» **What to do**: Output all of the data below exactly as given.

┌─ Given data

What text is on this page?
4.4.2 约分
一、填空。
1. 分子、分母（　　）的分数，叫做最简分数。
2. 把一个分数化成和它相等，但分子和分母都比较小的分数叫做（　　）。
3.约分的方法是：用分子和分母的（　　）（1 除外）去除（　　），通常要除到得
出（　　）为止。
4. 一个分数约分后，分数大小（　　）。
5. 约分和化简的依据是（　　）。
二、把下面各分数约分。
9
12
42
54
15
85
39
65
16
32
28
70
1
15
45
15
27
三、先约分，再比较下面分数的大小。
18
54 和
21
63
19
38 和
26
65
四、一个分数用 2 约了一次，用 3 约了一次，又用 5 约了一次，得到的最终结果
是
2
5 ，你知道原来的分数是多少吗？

└─

» **Answer for the task**:
What text is on this page?
4.4.2 约分
一、填空。
1. 分子、分母（　　）的分数，叫做最简分数。
2. 把一个分数化成和它相等，但分子和分母都比较小的分数叫做（　　）。
3.约分的方法是：用分子和分母的（　　）（1 除外）去除（　　），通常要除到得
出（　　）为止。
4. 一个分数约分后，分数大小（　　）。
5. 约分和化简的依据是（　　）。
二、把下面各分数约分。
9
12
42
54
15
85
39
65
16
32
28
70
1
15
45
15
27
三、先约分，再比较下面分数的大小。
18
54 和
21
63
19
38 和
26
65
四、一个分数用 2 约了一次，用 3 约了一次，又用 5 约了一次，得到的最终结果
是
2
5 ，你知道原来的分数是多少吗？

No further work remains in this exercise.